(Dataset records)
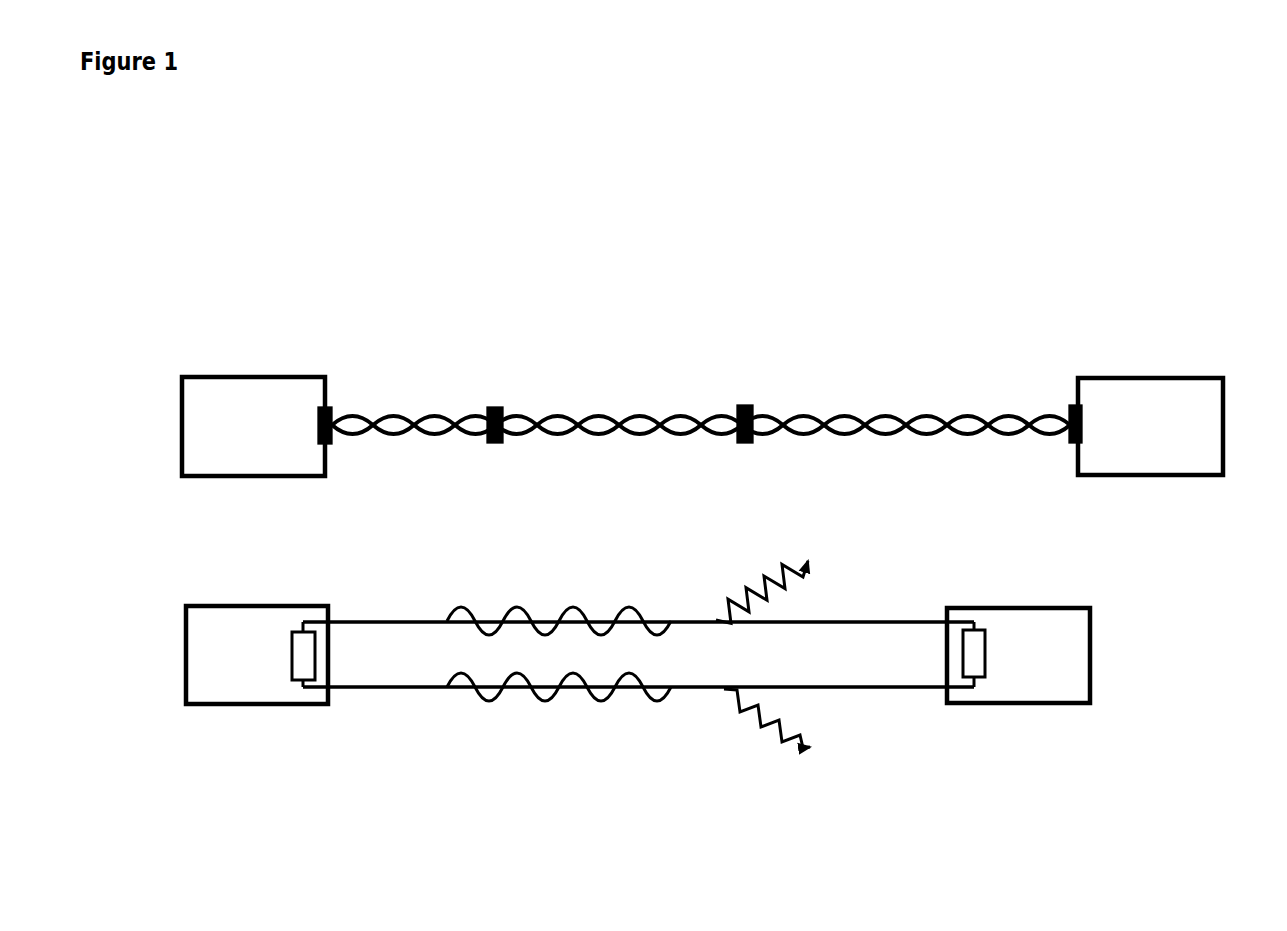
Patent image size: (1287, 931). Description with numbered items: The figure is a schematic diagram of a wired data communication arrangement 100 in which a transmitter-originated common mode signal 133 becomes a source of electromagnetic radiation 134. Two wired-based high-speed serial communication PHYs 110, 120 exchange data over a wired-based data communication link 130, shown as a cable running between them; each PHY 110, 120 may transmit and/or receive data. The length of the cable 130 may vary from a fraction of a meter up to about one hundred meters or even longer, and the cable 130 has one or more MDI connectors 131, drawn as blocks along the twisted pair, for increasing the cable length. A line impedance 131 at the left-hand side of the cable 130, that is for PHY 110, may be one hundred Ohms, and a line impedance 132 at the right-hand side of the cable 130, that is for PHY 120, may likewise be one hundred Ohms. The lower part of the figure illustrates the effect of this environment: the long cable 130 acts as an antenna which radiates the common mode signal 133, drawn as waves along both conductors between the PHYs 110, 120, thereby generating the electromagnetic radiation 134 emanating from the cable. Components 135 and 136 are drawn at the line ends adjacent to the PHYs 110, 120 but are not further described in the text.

The communication system 100 is at (336, 114).
The PHY 110 is at (263, 400).
The PHY 120 is at (1162, 402).
The wired data communication link 130 is at (692, 481).
The MDI connector 131 is at (1074, 409).
The line impedance 132 is at (334, 441).
The common mode signal 133 is at (551, 724).
The electromagnetic radiation 134 is at (775, 766).
The first termination resistor 135 is at (321, 655).
The second termination resistor 136 is at (958, 655).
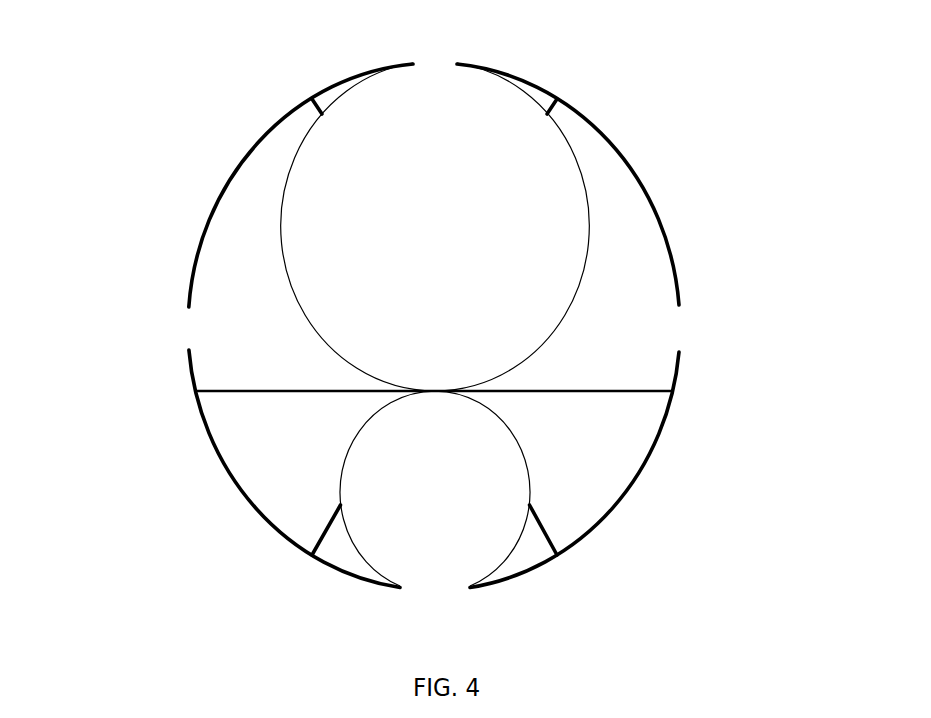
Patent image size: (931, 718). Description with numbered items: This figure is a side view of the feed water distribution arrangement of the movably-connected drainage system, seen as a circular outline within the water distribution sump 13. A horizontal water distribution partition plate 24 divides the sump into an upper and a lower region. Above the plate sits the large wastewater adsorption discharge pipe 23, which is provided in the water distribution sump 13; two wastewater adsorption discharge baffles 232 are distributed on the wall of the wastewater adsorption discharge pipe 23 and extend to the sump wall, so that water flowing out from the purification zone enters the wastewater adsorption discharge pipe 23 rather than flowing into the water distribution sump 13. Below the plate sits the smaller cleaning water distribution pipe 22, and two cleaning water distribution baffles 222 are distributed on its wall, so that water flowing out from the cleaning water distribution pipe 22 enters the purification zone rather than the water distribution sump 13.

The water distribution sump 13 is at (270, 328).
The cleaning water distribution pipe 22 is at (360, 560).
The cleaning water distribution baffles 222 is at (323, 528).
The wastewater adsorption discharge pipe 23 is at (590, 213).
The wastewater adsorption discharge baffles 232 is at (312, 99).
The water distribution partition plate 24 is at (592, 391).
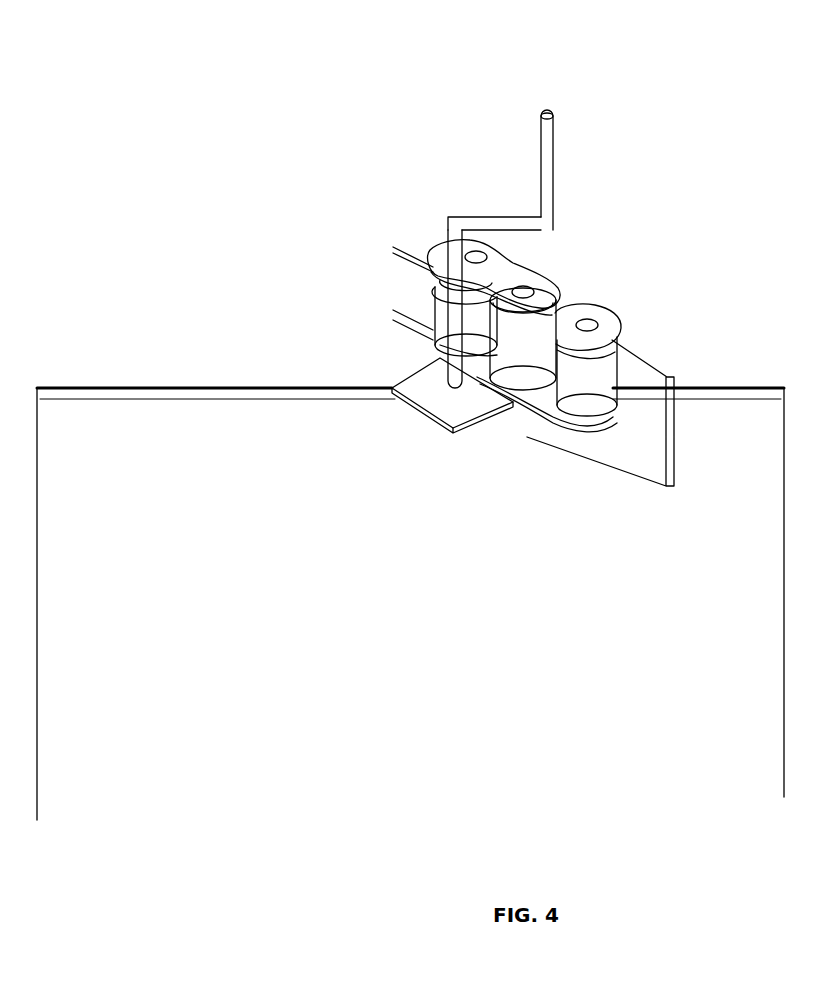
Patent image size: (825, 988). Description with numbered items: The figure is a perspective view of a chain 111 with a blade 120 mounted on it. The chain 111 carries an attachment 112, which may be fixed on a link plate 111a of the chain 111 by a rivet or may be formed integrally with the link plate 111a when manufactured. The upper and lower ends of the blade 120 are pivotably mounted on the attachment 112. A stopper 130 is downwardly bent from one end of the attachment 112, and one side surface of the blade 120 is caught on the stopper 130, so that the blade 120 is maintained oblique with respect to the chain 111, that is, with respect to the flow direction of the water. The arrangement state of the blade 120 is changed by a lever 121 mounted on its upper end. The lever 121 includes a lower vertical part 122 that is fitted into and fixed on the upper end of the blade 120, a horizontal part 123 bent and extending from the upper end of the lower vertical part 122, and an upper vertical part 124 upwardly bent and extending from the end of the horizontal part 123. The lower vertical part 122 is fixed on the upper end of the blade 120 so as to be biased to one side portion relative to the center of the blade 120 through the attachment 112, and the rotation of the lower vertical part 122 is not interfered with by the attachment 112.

The chain 111 is at (553, 273).
The link plate 111a is at (513, 413).
The attachment 112 is at (470, 423).
The blade 120 is at (104, 387).
The lever 121 is at (469, 217).
The lower vertical part 122 is at (445, 302).
The horizontal part 123 is at (503, 216).
The upper vertical part 124 is at (557, 137).
The stopper 130 is at (680, 448).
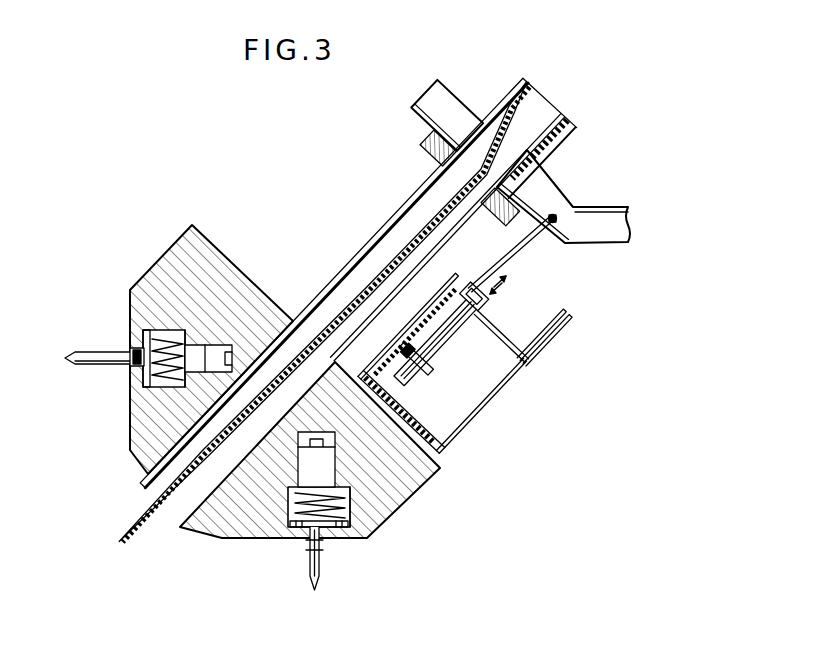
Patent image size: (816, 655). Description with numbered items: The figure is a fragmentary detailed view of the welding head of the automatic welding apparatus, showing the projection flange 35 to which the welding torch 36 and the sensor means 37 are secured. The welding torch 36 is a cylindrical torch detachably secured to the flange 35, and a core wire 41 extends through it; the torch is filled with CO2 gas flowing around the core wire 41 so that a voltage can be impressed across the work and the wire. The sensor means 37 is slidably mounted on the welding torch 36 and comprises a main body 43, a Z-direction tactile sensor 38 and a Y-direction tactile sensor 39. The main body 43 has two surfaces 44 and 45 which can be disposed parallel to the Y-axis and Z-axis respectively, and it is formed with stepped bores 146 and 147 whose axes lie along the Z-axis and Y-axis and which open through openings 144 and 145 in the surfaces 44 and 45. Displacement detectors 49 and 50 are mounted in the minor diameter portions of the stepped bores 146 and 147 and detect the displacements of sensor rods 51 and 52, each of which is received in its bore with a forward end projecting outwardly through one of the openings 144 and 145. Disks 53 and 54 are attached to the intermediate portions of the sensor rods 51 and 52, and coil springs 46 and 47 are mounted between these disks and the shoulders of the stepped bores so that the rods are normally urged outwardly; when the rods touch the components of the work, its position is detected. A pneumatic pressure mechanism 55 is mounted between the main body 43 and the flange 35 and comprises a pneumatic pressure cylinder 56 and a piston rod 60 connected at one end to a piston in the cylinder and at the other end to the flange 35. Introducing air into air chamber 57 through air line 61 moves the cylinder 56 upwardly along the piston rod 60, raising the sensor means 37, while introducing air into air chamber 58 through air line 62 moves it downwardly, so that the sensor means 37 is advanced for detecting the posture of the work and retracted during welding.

The projection flange 35 is at (460, 108).
The welding torch 36 is at (400, 223).
The sensor means 37 is at (221, 236).
The Z-direction tactile sensor 38 is at (328, 591).
The Y-direction tactile sensor 39 is at (88, 368).
The core wire 41 is at (140, 530).
The main body 43 is at (398, 495).
The surface 44 is at (252, 538).
The surface 45 is at (128, 416).
The coil spring 46 is at (290, 503).
The coil spring 47 is at (165, 330).
The displacement detector 49 is at (330, 457).
The displacement detector 50 is at (215, 355).
The sensor rod 51 is at (310, 560).
The sensor rod 52 is at (88, 352).
The disk 53 is at (340, 530).
The disk 54 is at (141, 376).
The pneumatic pressure mechanism 55 is at (437, 367).
The pneumatic pressure cylinder 56 is at (474, 294).
The air chamber 57 is at (436, 336).
The air chamber 58 is at (403, 378).
The piston rod 60 is at (516, 253).
The air line 61 is at (540, 347).
The air line 62 is at (543, 357).
The opening 144 is at (305, 548).
The opening 145 is at (130, 350).
The stepped bore 146 is at (378, 508).
The stepped bore 147 is at (190, 334).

— What the task asks —
Select each line of the material above that contains the string "vertical", matching case exactly.

— Full output —
Patent image size: (825, 988). Description with numbered items: The figure is a perspective view of a chain 111 with a blade 120 mounted on it. The chain 111 carries an attachment 112, which may be fixed on a link plate 111a of the chain 111 by a rivet or may be formed integrally with the link plate 111a when manufactured. The upper and lower ends of the blade 120 are pivotably mounted on the attachment 112. A stopper 130 is downwardly bent from one end of the attachment 112, and one side surface of the blade 120 is caught on the stopper 130, so that the blade 120 is maintained oblique with respect to the chain 111, that is, with respect to the flow direction of the water. The arrangement state of the blade 120 is changed by a lever 121 mounted on its upper end. The lever 121 includes a lower vertical part 122 that is fitted into and fixed on the upper end of the blade 120, a horizontal part 123 bent and extending from the upper end of the lower vertical part 122, and an upper vertical part 124 upwardly bent and extending from the end of the horizontal part 123. The lower vertical part 122 is fixed on the upper end of the blade 120 so as to be biased to one side portion relative to the center of the blade 120 through the attachment 112, and the rotation of the lower vertical part 122 is not interfered with by the attachment 112.
The lower vertical part 122 is at (445, 302).
The upper vertical part 124 is at (557, 137).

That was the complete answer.